__Work required__: Extract the records below word for word and ignore the images.

__Dataset records__:
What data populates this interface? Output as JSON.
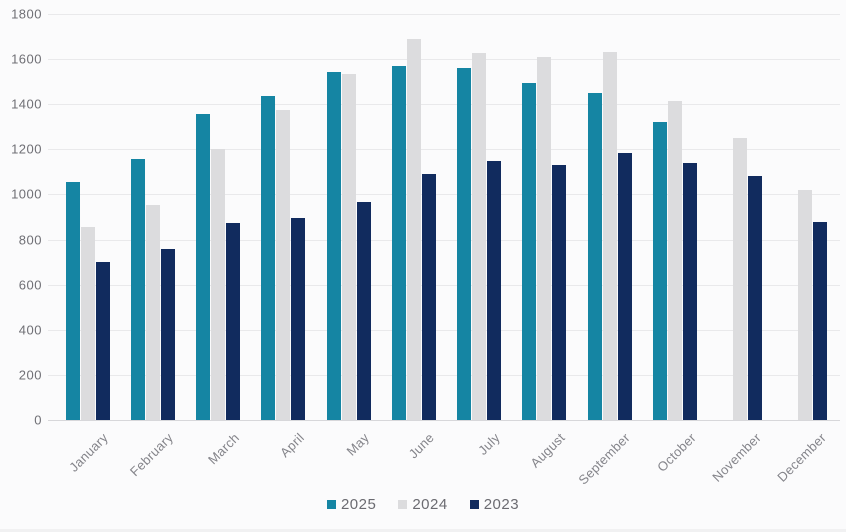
{
  "chart_data": {
    "type": "bar",
    "title": "",
    "xlabel": "",
    "ylabel": "",
    "categories": [
      "January",
      "February",
      "March",
      "April",
      "May",
      "June",
      "July",
      "August",
      "September",
      "October",
      "November",
      "December"
    ],
    "series": [
      {
        "name": "2025",
        "color": "#1585a3",
        "values": [
          1055,
          1155,
          1355,
          1435,
          1545,
          1570,
          1560,
          1495,
          1450,
          1320,
          null,
          null
        ]
      },
      {
        "name": "2024",
        "color": "#dcdcde",
        "values": [
          855,
          955,
          1200,
          1375,
          1535,
          1690,
          1625,
          1610,
          1630,
          1415,
          1250,
          1020
        ]
      },
      {
        "name": "2023",
        "color": "#112b5e",
        "values": [
          700,
          760,
          875,
          895,
          965,
          1090,
          1150,
          1130,
          1185,
          1140,
          1080,
          880
        ]
      }
    ],
    "ylim": [
      0,
      1800
    ],
    "ytick_step": 200,
    "grid": true,
    "legend_position": "bottom"
  },
  "colors": {
    "background": "#fbfbfc",
    "gridline": "#e9e9eb",
    "zero_line": "#d7d7da",
    "tick_label": "#6f6f75",
    "month_label": "#84848a",
    "legend_label": "#6b6b71"
  }
}
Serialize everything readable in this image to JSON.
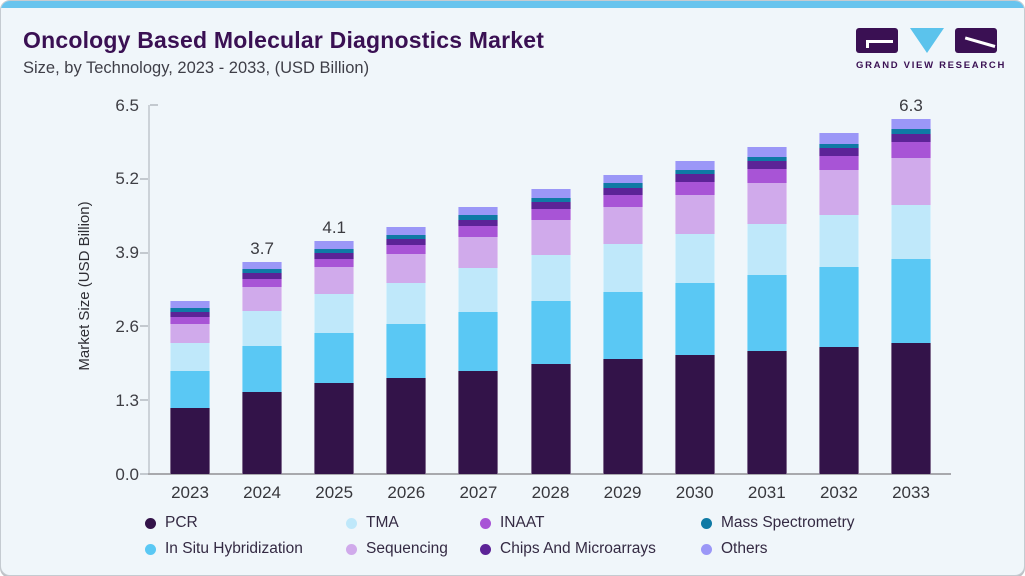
{
  "header": {
    "title": "Oncology Based Molecular Diagnostics Market",
    "subtitle": "Size, by Technology, 2023 - 2033, (USD Billion)"
  },
  "logo": {
    "text": "GRAND VIEW RESEARCH",
    "mark_color": "#3a1053",
    "triangle_color": "#5bc3ec"
  },
  "accent_color": "#68c4ee",
  "background_color": "#f0f6fa",
  "chart_data": {
    "type": "bar",
    "stacked": true,
    "title": "Oncology Based Molecular Diagnostics Market Size, by Technology, 2023 - 2033, (USD Billion)",
    "xlabel": "",
    "ylabel": "Market Size (USD Billion)",
    "ylim": [
      0,
      6.5
    ],
    "yticks": [
      "0.0",
      "1.3",
      "2.6",
      "3.9",
      "5.2",
      "6.5"
    ],
    "grid": false,
    "legend_position": "bottom",
    "categories": [
      "2023",
      "2024",
      "2025",
      "2026",
      "2027",
      "2028",
      "2029",
      "2030",
      "2031",
      "2032",
      "2033"
    ],
    "series": [
      {
        "name": "PCR",
        "color": "#331349",
        "values": [
          1.17,
          1.45,
          1.6,
          1.69,
          1.81,
          1.93,
          2.02,
          2.1,
          2.17,
          2.24,
          2.31
        ]
      },
      {
        "name": "In Situ Hybridization",
        "color": "#5ac8f4",
        "values": [
          0.64,
          0.8,
          0.89,
          0.95,
          1.04,
          1.12,
          1.19,
          1.26,
          1.33,
          1.4,
          1.47
        ]
      },
      {
        "name": "TMA",
        "color": "#bfe8fa",
        "values": [
          0.5,
          0.62,
          0.68,
          0.72,
          0.77,
          0.81,
          0.84,
          0.87,
          0.9,
          0.93,
          0.96
        ]
      },
      {
        "name": "Sequencing",
        "color": "#d0aaeb",
        "values": [
          0.34,
          0.43,
          0.47,
          0.51,
          0.56,
          0.61,
          0.65,
          0.69,
          0.73,
          0.78,
          0.83
        ]
      },
      {
        "name": "INAAT",
        "color": "#a854d6",
        "values": [
          0.11,
          0.13,
          0.15,
          0.16,
          0.18,
          0.2,
          0.22,
          0.23,
          0.25,
          0.26,
          0.28
        ]
      },
      {
        "name": "Chips And Microarrays",
        "color": "#5c2397",
        "values": [
          0.1,
          0.11,
          0.11,
          0.11,
          0.12,
          0.12,
          0.12,
          0.13,
          0.13,
          0.13,
          0.14
        ]
      },
      {
        "name": "Mass Spectrometry",
        "color": "#0f7aa5",
        "values": [
          0.07,
          0.07,
          0.07,
          0.07,
          0.08,
          0.08,
          0.08,
          0.08,
          0.08,
          0.08,
          0.08
        ]
      },
      {
        "name": "Others",
        "color": "#9b97f7",
        "values": [
          0.12,
          0.13,
          0.13,
          0.14,
          0.14,
          0.15,
          0.15,
          0.16,
          0.17,
          0.18,
          0.19
        ]
      }
    ],
    "totals_approx": [
      3.0,
      3.7,
      4.1,
      4.35,
      4.7,
      5.0,
      5.25,
      5.5,
      5.75,
      6.0,
      6.3
    ],
    "value_labels": {
      "2024": "3.7",
      "2025": "4.1",
      "2033": "6.3"
    },
    "legend_rows": [
      [
        "PCR",
        "TMA",
        "INAAT",
        "Mass Spectrometry"
      ],
      [
        "In Situ Hybridization",
        "Sequencing",
        "Chips And Microarrays",
        "Others"
      ]
    ]
  }
}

__Correct answer__:
What data populates this interface? Output as JSON.
{
  "chart_data": {
    "type": "bar",
    "title": "",
    "xlabel": "",
    "ylabel": "",
    "categories": [
      "January",
      "February",
      "March",
      "April",
      "May",
      "June",
      "July",
      "August",
      "September",
      "October",
      "November",
      "December"
    ],
    "series": [
      {
        "name": "2025",
        "color": "#1585a3",
        "values": [
          1055,
          1155,
          1355,
          1435,
          1545,
          1570,
          1560,
          1495,
          1450,
          1320,
          null,
          null
        ]
      },
      {
        "name": "2024",
        "color": "#dcdcde",
        "values": [
          855,
          955,
          1200,
          1375,
          1535,
          1690,
          1625,
          1610,
          1630,
          1415,
          1250,
          1020
        ]
      },
      {
        "name": "2023",
        "color": "#112b5e",
        "values": [
          700,
          760,
          875,
          895,
          965,
          1090,
          1150,
          1130,
          1185,
          1140,
          1080,
          880
        ]
      }
    ],
    "ylim": [
      0,
      1800
    ],
    "ytick_step": 200,
    "grid": true,
    "legend_position": "bottom"
  },
  "colors": {
    "background": "#fbfbfc",
    "gridline": "#e9e9eb",
    "zero_line": "#d7d7da",
    "tick_label": "#6f6f75",
    "month_label": "#84848a",
    "legend_label": "#6b6b71"
  }
}
Serialize everything readable in this image to JSON.
{
  "header": {
    "title": "Oncology Based Molecular Diagnostics Market",
    "subtitle": "Size, by Technology, 2023 - 2033, (USD Billion)"
  },
  "logo": {
    "text": "GRAND VIEW RESEARCH",
    "mark_color": "#3a1053",
    "triangle_color": "#5bc3ec"
  },
  "accent_color": "#68c4ee",
  "background_color": "#f0f6fa",
  "chart_data": {
    "type": "bar",
    "stacked": true,
    "title": "Oncology Based Molecular Diagnostics Market Size, by Technology, 2023 - 2033, (USD Billion)",
    "xlabel": "",
    "ylabel": "Market Size (USD Billion)",
    "ylim": [
      0,
      6.5
    ],
    "yticks": [
      "0.0",
      "1.3",
      "2.6",
      "3.9",
      "5.2",
      "6.5"
    ],
    "grid": false,
    "legend_position": "bottom",
    "categories": [
      "2023",
      "2024",
      "2025",
      "2026",
      "2027",
      "2028",
      "2029",
      "2030",
      "2031",
      "2032",
      "2033"
    ],
    "series": [
      {
        "name": "PCR",
        "color": "#331349",
        "values": [
          1.17,
          1.45,
          1.6,
          1.69,
          1.81,
          1.93,
          2.02,
          2.1,
          2.17,
          2.24,
          2.31
        ]
      },
      {
        "name": "In Situ Hybridization",
        "color": "#5ac8f4",
        "values": [
          0.64,
          0.8,
          0.89,
          0.95,
          1.04,
          1.12,
          1.19,
          1.26,
          1.33,
          1.4,
          1.47
        ]
      },
      {
        "name": "TMA",
        "color": "#bfe8fa",
        "values": [
          0.5,
          0.62,
          0.68,
          0.72,
          0.77,
          0.81,
          0.84,
          0.87,
          0.9,
          0.93,
          0.96
        ]
      },
      {
        "name": "Sequencing",
        "color": "#d0aaeb",
        "values": [
          0.34,
          0.43,
          0.47,
          0.51,
          0.56,
          0.61,
          0.65,
          0.69,
          0.73,
          0.78,
          0.83
        ]
      },
      {
        "name": "INAAT",
        "color": "#a854d6",
        "values": [
          0.11,
          0.13,
          0.15,
          0.16,
          0.18,
          0.2,
          0.22,
          0.23,
          0.25,
          0.26,
          0.28
        ]
      },
      {
        "name": "Chips And Microarrays",
        "color": "#5c2397",
        "values": [
          0.1,
          0.11,
          0.11,
          0.11,
          0.12,
          0.12,
          0.12,
          0.13,
          0.13,
          0.13,
          0.14
        ]
      },
      {
        "name": "Mass Spectrometry",
        "color": "#0f7aa5",
        "values": [
          0.07,
          0.07,
          0.07,
          0.07,
          0.08,
          0.08,
          0.08,
          0.08,
          0.08,
          0.08,
          0.08
        ]
      },
      {
        "name": "Others",
        "color": "#9b97f7",
        "values": [
          0.12,
          0.13,
          0.13,
          0.14,
          0.14,
          0.15,
          0.15,
          0.16,
          0.17,
          0.18,
          0.19
        ]
      }
    ],
    "totals_approx": [
      3.0,
      3.7,
      4.1,
      4.35,
      4.7,
      5.0,
      5.25,
      5.5,
      5.75,
      6.0,
      6.3
    ],
    "value_labels": {
      "2024": "3.7",
      "2025": "4.1",
      "2033": "6.3"
    },
    "legend_rows": [
      [
        "PCR",
        "TMA",
        "INAAT",
        "Mass Spectrometry"
      ],
      [
        "In Situ Hybridization",
        "Sequencing",
        "Chips And Microarrays",
        "Others"
      ]
    ]
  }
}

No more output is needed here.